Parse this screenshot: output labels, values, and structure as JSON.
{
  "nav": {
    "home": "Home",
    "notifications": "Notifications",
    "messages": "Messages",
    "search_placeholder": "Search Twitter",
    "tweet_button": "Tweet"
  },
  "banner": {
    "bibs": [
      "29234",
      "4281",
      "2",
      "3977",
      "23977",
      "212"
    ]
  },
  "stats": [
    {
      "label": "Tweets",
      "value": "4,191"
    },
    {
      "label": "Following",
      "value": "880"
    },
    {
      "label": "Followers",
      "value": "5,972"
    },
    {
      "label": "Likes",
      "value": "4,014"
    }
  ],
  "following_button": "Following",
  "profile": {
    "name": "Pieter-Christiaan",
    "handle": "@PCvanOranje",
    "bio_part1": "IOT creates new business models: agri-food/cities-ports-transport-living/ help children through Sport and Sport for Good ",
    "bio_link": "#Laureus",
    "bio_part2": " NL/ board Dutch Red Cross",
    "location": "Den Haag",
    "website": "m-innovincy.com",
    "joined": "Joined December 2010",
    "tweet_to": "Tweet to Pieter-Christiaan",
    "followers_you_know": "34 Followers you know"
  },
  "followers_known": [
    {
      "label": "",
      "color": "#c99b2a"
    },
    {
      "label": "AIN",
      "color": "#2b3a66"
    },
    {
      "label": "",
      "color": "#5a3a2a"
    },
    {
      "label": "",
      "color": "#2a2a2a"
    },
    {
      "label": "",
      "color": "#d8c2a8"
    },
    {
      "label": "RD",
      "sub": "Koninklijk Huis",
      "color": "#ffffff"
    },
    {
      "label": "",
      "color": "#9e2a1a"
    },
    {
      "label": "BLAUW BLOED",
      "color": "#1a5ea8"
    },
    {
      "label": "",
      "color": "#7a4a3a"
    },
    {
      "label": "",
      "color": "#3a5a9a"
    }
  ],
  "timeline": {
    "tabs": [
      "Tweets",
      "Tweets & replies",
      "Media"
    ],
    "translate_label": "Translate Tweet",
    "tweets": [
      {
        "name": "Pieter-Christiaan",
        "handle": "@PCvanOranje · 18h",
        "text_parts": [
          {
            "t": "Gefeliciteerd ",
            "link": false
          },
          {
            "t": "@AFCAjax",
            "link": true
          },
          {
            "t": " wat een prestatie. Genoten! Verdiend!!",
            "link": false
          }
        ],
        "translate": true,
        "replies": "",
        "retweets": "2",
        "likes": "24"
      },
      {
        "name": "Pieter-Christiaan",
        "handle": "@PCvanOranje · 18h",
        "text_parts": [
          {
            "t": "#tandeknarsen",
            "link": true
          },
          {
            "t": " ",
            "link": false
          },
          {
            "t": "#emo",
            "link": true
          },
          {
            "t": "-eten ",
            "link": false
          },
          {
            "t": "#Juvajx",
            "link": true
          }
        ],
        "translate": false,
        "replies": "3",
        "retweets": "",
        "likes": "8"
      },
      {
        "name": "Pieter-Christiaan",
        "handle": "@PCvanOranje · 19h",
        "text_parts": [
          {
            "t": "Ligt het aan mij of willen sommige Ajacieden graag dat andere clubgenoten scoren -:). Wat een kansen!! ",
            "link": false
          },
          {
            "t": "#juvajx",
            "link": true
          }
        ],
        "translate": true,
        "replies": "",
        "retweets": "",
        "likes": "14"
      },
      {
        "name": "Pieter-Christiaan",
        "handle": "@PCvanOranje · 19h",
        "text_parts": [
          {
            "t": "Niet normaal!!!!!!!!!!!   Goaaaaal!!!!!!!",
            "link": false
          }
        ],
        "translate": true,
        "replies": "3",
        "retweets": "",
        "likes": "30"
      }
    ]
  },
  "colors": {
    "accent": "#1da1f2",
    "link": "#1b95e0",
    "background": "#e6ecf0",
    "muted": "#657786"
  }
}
§
[Exercise]: Give back the whole listing exactly as it reads.

[Response to this task]:
Parse this screenshot: output labels, values, and structure as JSON.
{
  "nav": {
    "home": "Home",
    "notifications": "Notifications",
    "messages": "Messages",
    "search_placeholder": "Search Twitter",
    "tweet_button": "Tweet"
  },
  "banner": {
    "bibs": [
      "29234",
      "4281",
      "2",
      "3977",
      "23977",
      "212"
    ]
  },
  "stats": [
    {
      "label": "Tweets",
      "value": "4,191"
    },
    {
      "label": "Following",
      "value": "880"
    },
    {
      "label": "Followers",
      "value": "5,972"
    },
    {
      "label": "Likes",
      "value": "4,014"
    }
  ],
  "following_button": "Following",
  "profile": {
    "name": "Pieter-Christiaan",
    "handle": "@PCvanOranje",
    "bio_part1": "IOT creates new business models: agri-food/cities-ports-transport-living/ help children through Sport and Sport for Good ",
    "bio_link": "#Laureus",
    "bio_part2": " NL/ board Dutch Red Cross",
    "location": "Den Haag",
    "website": "m-innovincy.com",
    "joined": "Joined December 2010",
    "tweet_to": "Tweet to Pieter-Christiaan",
    "followers_you_know": "34 Followers you know"
  },
  "followers_known": [
    {
      "label": "",
      "color": "#c99b2a"
    },
    {
      "label": "AIN",
      "color": "#2b3a66"
    },
    {
      "label": "",
      "color": "#5a3a2a"
    },
    {
      "label": "",
      "color": "#2a2a2a"
    },
    {
      "label": "",
      "color": "#d8c2a8"
    },
    {
      "label": "RD",
      "sub": "Koninklijk Huis",
      "color": "#ffffff"
    },
    {
      "label": "",
      "color": "#9e2a1a"
    },
    {
      "label": "BLAUW BLOED",
      "color": "#1a5ea8"
    },
    {
      "label": "",
      "color": "#7a4a3a"
    },
    {
      "label": "",
      "color": "#3a5a9a"
    }
  ],
  "timeline": {
    "tabs": [
      "Tweets",
      "Tweets & replies",
      "Media"
    ],
    "translate_label": "Translate Tweet",
    "tweets": [
      {
        "name": "Pieter-Christiaan",
        "handle": "@PCvanOranje · 18h",
        "text_parts": [
          {
            "t": "Gefeliciteerd ",
            "link": false
          },
          {
            "t": "@AFCAjax",
            "link": true
          },
          {
            "t": " wat een prestatie. Genoten! Verdiend!!",
            "link": false
          }
        ],
        "translate": true,
        "replies": "",
        "retweets": "2",
        "likes": "24"
      },
      {
        "name": "Pieter-Christiaan",
        "handle": "@PCvanOranje · 18h",
        "text_parts": [
          {
            "t": "#tandeknarsen",
            "link": true
          },
          {
            "t": " ",
            "link": false
          },
          {
            "t": "#emo",
            "link": true
          },
          {
            "t": "-eten ",
            "link": false
          },
          {
            "t": "#Juvajx",
            "link": true
          }
        ],
        "translate": false,
        "replies": "3",
        "retweets": "",
        "likes": "8"
      },
      {
        "name": "Pieter-Christiaan",
        "handle": "@PCvanOranje · 19h",
        "text_parts": [
          {
            "t": "Ligt het aan mij of willen sommige Ajacieden graag dat andere clubgenoten scoren -:). Wat een kansen!! ",
            "link": false
          },
          {
            "t": "#juvajx",
            "link": true
          }
        ],
        "translate": true,
        "replies": "",
        "retweets": "",
        "likes": "14"
      },
      {
        "name": "Pieter-Christiaan",
        "handle": "@PCvanOranje · 19h",
        "text_parts": [
          {
            "t": "Niet normaal!!!!!!!!!!!   Goaaaaal!!!!!!!",
            "link": false
          }
        ],
        "translate": true,
        "replies": "3",
        "retweets": "",
        "likes": "30"
      }
    ]
  },
  "colors": {
    "accent": "#1da1f2",
    "link": "#1b95e0",
    "background": "#e6ecf0",
    "muted": "#657786"
  }
}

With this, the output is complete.